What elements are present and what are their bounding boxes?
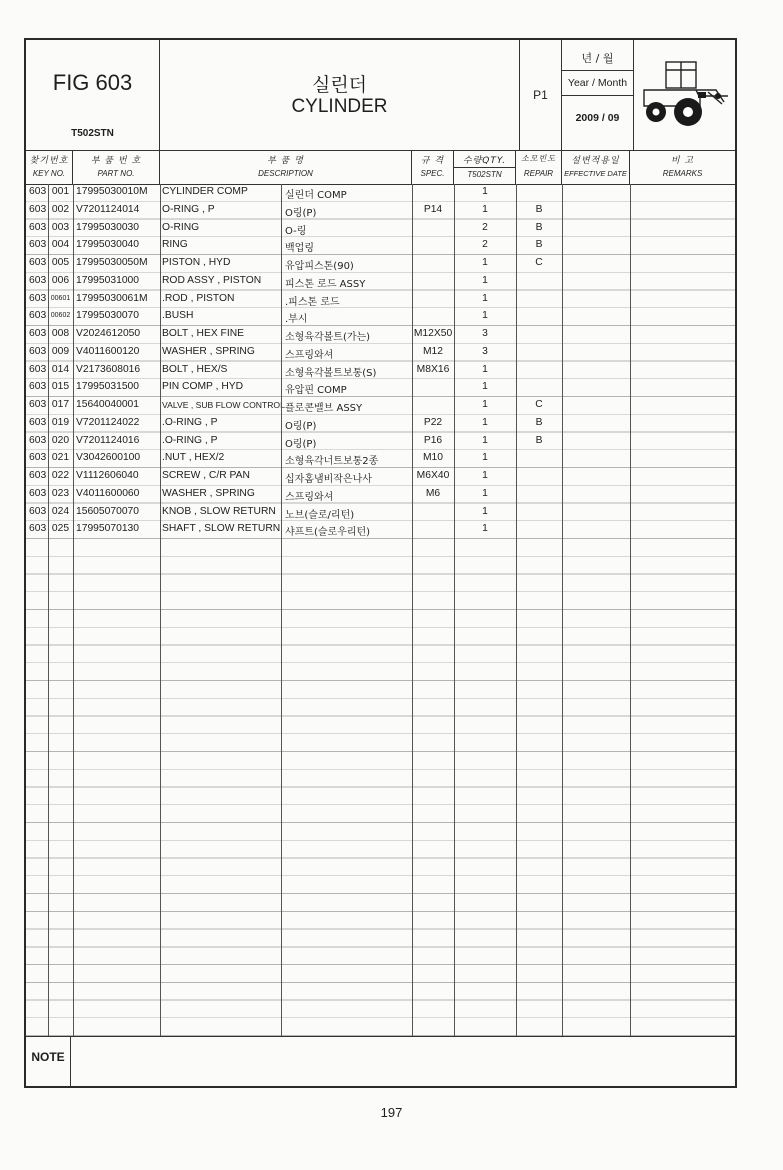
cell-desc: ROD ASSY , PISTON: [162, 274, 262, 286]
cell-key: 003: [51, 221, 70, 233]
table-row: [26, 362, 735, 380]
cell-spec: P22: [423, 416, 443, 428]
table-row: [26, 202, 735, 220]
cell-part: 17995030010M: [76, 186, 148, 197]
cell-fig: 603: [29, 399, 47, 410]
cell-part: V4011600120: [76, 345, 140, 357]
cell-desc: .O-RING , P: [162, 434, 218, 446]
cell-fig: 603: [29, 203, 47, 215]
table-row: [26, 344, 735, 362]
cell-desc: CYLINDER COMP: [162, 186, 248, 197]
cell-qty: 2: [482, 239, 488, 251]
cell-part: 17995031000: [76, 274, 139, 286]
cell-key: 024: [51, 505, 70, 517]
cell-key: 022: [51, 470, 70, 481]
cell-fig: 603: [29, 452, 47, 464]
cell-desk: 노브(슬로/리턴): [285, 509, 355, 521]
cell-key: 009: [51, 345, 70, 357]
cell-part: V7201124016: [76, 434, 140, 446]
tractor-image-cell: [634, 40, 735, 150]
col-spec-ko: 규 격: [420, 156, 445, 166]
cell-fig: 603: [29, 470, 47, 481]
cell-desk: 스프링와셔: [285, 349, 334, 361]
cell-desc: .O-RING , P: [162, 416, 218, 428]
cell-key: 006: [51, 274, 70, 286]
parts-list-sheet: [24, 38, 737, 1088]
cell-desc: PISTON , HYD: [162, 257, 231, 268]
table-row: [26, 291, 735, 309]
col-key-header: [26, 150, 73, 184]
table-row: [26, 450, 735, 468]
column-divider: [160, 184, 161, 1036]
year-month-label: Year / Month: [562, 70, 633, 96]
cell-desc: .ROD , PISTON: [162, 292, 235, 304]
cell-qty: 1: [482, 452, 488, 464]
cell-fig: 603: [29, 186, 47, 197]
cell-part: V4011600060: [76, 487, 140, 499]
fig-number: FIG 603: [52, 70, 133, 95]
cell-desc: BOLT , HEX FINE: [162, 328, 245, 339]
cell-part: V7201124022: [76, 416, 140, 428]
cell-part: V2024612050: [76, 328, 141, 339]
col-part-header: [73, 150, 160, 184]
cell-part: V7201124014: [76, 203, 140, 215]
cell-desc: BOLT , HEX/S: [162, 363, 228, 375]
cell-qty: 1: [482, 523, 488, 535]
cell-part: 15605070070: [76, 505, 139, 517]
table-row: [26, 326, 735, 344]
cell-fig: 603: [29, 310, 47, 322]
cell-desk: 스프링와셔: [285, 491, 334, 503]
cell-spec: M10: [422, 452, 444, 464]
cell-desc: O-RING , P: [162, 203, 215, 215]
cell-desk: 샤프트(슬로우리턴): [285, 527, 371, 539]
title-cell: [160, 40, 520, 150]
cell-qty: 1: [482, 505, 488, 517]
cell-key: 017: [51, 399, 70, 410]
cell-desk: O링(P): [285, 438, 317, 450]
page-number: 197: [380, 1105, 403, 1120]
cell-desk: O링(P): [285, 207, 317, 219]
cell-desk: 소형육각볼트보통(S): [285, 367, 377, 379]
sheet-header: [26, 40, 735, 151]
cell-qty: 1: [482, 186, 488, 197]
cell-key: 025: [51, 523, 70, 535]
col-desc-ko: 부 품 명: [267, 156, 304, 166]
cell-part: 17995030070: [76, 310, 139, 322]
issue-date: 2009 / 09: [575, 112, 620, 124]
cell-desc: .NUT , HEX/2: [162, 452, 225, 464]
title-english: CYLINDER: [291, 96, 388, 117]
col-key-en: KEY NO.: [32, 169, 66, 178]
column-divider: [73, 184, 74, 1036]
cell-spec: M8X16: [416, 363, 450, 375]
year-month-cell: [562, 40, 634, 150]
note-section: [26, 1036, 735, 1087]
cell-fig: 603: [29, 416, 47, 428]
cell-desk: O-링: [285, 225, 307, 237]
cell-part: 15640040001: [76, 399, 139, 410]
cell-part: V2173608016: [76, 363, 141, 375]
cell-repair: B: [535, 239, 543, 251]
cell-qty: 2: [482, 221, 488, 233]
cell-key: 001: [51, 186, 70, 197]
cell-part: 17995030061M: [76, 292, 148, 304]
title-korean: 실린더: [311, 74, 368, 96]
cell-fig: 603: [29, 487, 47, 499]
cell-part: V1112606040: [76, 470, 139, 481]
cell-spec: M6X40: [416, 470, 450, 481]
page-code: P1: [533, 88, 548, 102]
cell-fig: 603: [29, 363, 47, 375]
cell-key: 005: [51, 257, 70, 268]
table-row: [26, 486, 735, 504]
table-row: [26, 521, 735, 539]
cell-desk: 소형육각볼트(가는): [285, 332, 371, 343]
col-spec-en: SPEC.: [420, 169, 445, 178]
cell-desc: KNOB , SLOW RETURN: [162, 505, 276, 517]
cell-qty: 1: [482, 257, 488, 268]
col-spec-header: [412, 150, 454, 184]
cell-spec: M12X50: [413, 328, 453, 339]
col-effective-ko: 설변적용일: [571, 156, 620, 166]
cell-spec: M12: [422, 345, 444, 357]
cell-desk: 피스톤 로드 ASSY: [285, 278, 366, 290]
cell-key: 021: [51, 452, 70, 464]
cell-qty: 1: [482, 399, 488, 410]
cell-key: 019: [51, 416, 70, 428]
table-row: [26, 237, 735, 255]
cell-key: 00602: [50, 312, 71, 320]
cell-qty: 1: [482, 470, 488, 481]
table-row: [26, 504, 735, 522]
table-row: [26, 184, 735, 202]
table-row: [26, 415, 735, 433]
cell-qty: 1: [482, 274, 488, 286]
cell-part: 17995070130: [76, 523, 139, 535]
table-row: [26, 379, 735, 397]
col-part-ko: 부 품 번 호: [90, 156, 142, 166]
table-row: [26, 255, 735, 273]
cell-key: 015: [51, 381, 70, 393]
cell-fig: 603: [29, 257, 47, 268]
cell-desc: WASHER , SPRING: [162, 345, 255, 357]
cell-fig: 603: [29, 239, 47, 251]
cell-repair: B: [535, 221, 543, 233]
cell-qty: 1: [482, 381, 488, 393]
col-effective-en: EFFECTIVE DATE: [564, 169, 627, 178]
col-repair-en: REPAIR: [523, 169, 554, 178]
table-row: [26, 273, 735, 291]
cell-desk: 백업링: [285, 243, 314, 255]
cell-repair: C: [535, 257, 543, 268]
cell-part: 17995030030: [76, 221, 139, 233]
col-qty-ko: 수량QTY.: [462, 156, 507, 166]
cell-key: 00601: [50, 294, 71, 302]
cell-desk: O링(P): [285, 420, 317, 432]
cell-repair: B: [535, 416, 543, 428]
col-remarks-header: [630, 150, 735, 184]
cell-part: 17995030040: [76, 239, 139, 251]
cell-fig: 603: [29, 221, 47, 233]
col-part-en: PART NO.: [97, 169, 135, 178]
cell-fig: 603: [29, 434, 47, 446]
cell-qty: 1: [482, 292, 488, 304]
page-code-cell: [520, 40, 562, 150]
cell-fig: 603: [29, 523, 47, 535]
cell-desc: SCREW , C/R PAN: [162, 470, 250, 481]
column-headers: [26, 150, 735, 185]
tractor-icon: [638, 56, 730, 130]
cell-desk: 십자홈냄비작은나사: [285, 474, 372, 485]
cell-desk: 소형육각너트보통2종: [285, 456, 379, 468]
cell-qty: 1: [482, 416, 488, 428]
cell-desc: VALVE , SUB FLOW CONTROL: [162, 400, 285, 410]
column-divider: [48, 184, 49, 1036]
cell-qty: 1: [482, 203, 488, 215]
cell-key: 008: [51, 328, 70, 339]
cell-desc: O-RING: [162, 221, 200, 233]
col-desc-header: [160, 150, 412, 184]
cell-desc: SHAFT , SLOW RETURN: [162, 523, 280, 535]
cell-key: 004: [51, 239, 70, 251]
cell-qty: 1: [482, 310, 488, 322]
note-label: NOTE: [26, 1037, 71, 1087]
cell-qty: 3: [482, 345, 488, 357]
cell-key: 014: [51, 363, 70, 375]
column-divider: [516, 184, 517, 1036]
col-qty-header: [454, 150, 516, 184]
cell-key: 002: [51, 203, 70, 215]
table-row: [26, 397, 735, 415]
col-repair-header: [516, 150, 562, 184]
cell-repair: C: [535, 399, 543, 410]
cell-desk: 유압피스톤(90): [285, 261, 354, 272]
cell-fig: 603: [29, 505, 47, 517]
cell-fig: 603: [29, 328, 47, 339]
cell-fig: 603: [29, 345, 47, 357]
cell-spec: P14: [423, 203, 443, 215]
col-qty-en: T502STN: [454, 167, 515, 179]
col-remarks-ko: 비 고: [670, 156, 695, 166]
parts-table-body: [26, 184, 735, 1036]
model-code: T502STN: [71, 128, 114, 139]
table-row: [26, 308, 735, 326]
cell-fig: 603: [29, 292, 47, 304]
cell-part: 17995031500: [76, 381, 139, 393]
cell-spec: M6: [425, 487, 441, 499]
col-key-ko: 찾기번호: [29, 156, 69, 166]
cell-desc: WASHER , SPRING: [162, 487, 255, 499]
cell-qty: 1: [482, 434, 488, 446]
col-repair-ko: 소모빈도: [521, 154, 556, 163]
cell-desc: PIN COMP , HYD: [162, 381, 244, 393]
column-divider: [562, 184, 563, 1036]
col-desc-en: DESCRIPTION: [258, 169, 313, 178]
cell-qty: 1: [482, 363, 488, 375]
cell-part: 17995030050M: [76, 257, 148, 268]
column-divider: [412, 184, 413, 1036]
cell-repair: B: [535, 434, 543, 446]
cell-key: 023: [51, 487, 70, 499]
cell-qty: 1: [482, 487, 488, 499]
cell-desk: 유압핀 COMP: [285, 385, 347, 397]
cell-desk: .피스톤 로드: [285, 296, 340, 308]
cell-fig: 603: [29, 381, 47, 393]
cell-desk: 플로콘밸브 ASSY: [285, 403, 363, 414]
cell-repair: B: [535, 203, 543, 215]
cell-fig: 603: [29, 274, 47, 286]
cell-part: V3042600100: [76, 452, 141, 464]
cell-qty: 3: [482, 328, 488, 339]
fig-cell: [26, 40, 160, 150]
col-remarks-en: REMARKS: [662, 169, 703, 178]
cell-spec: P16: [423, 434, 443, 446]
cell-desc: RING: [162, 239, 188, 251]
cell-desk: .부시: [285, 314, 308, 326]
cell-key: 020: [51, 434, 70, 446]
cell-desk: 실린더 COMP: [285, 190, 347, 201]
table-row: [26, 468, 735, 486]
col-effective-header: [562, 150, 630, 184]
cell-desc: .BUSH: [162, 310, 194, 322]
column-divider: [454, 184, 455, 1036]
table-row: [26, 220, 735, 238]
table-row: [26, 433, 735, 451]
year-month-korean: 년 / 월: [581, 52, 614, 65]
column-divider: [281, 184, 282, 1036]
column-divider: [630, 184, 631, 1036]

What you have to do: Copy out everything from the line containing "cell-desc: ROD ASSY" down to the line containing "cell-key: 024: [51, 505, 70, 517]", word for word.

Solution for this task:
cell-desc: ROD ASSY , PISTON: [162, 274, 262, 286]
cell-key: 003: [51, 221, 70, 233]
table-row: [26, 362, 735, 380]
cell-spec: P22: [423, 416, 443, 428]
table-row: [26, 202, 735, 220]
cell-part: 17995030010M: [76, 186, 148, 197]
cell-fig: 603: [29, 399, 47, 410]
cell-part: V4011600120: [76, 345, 140, 357]
cell-desc: .O-RING , P: [162, 434, 218, 446]
cell-fig: 603: [29, 203, 47, 215]
table-row: [26, 344, 735, 362]
cell-desc: CYLINDER COMP: [162, 186, 248, 197]
cell-qty: 2: [482, 239, 488, 251]
cell-part: 17995031000: [76, 274, 139, 286]
cell-key: 024: [51, 505, 70, 517]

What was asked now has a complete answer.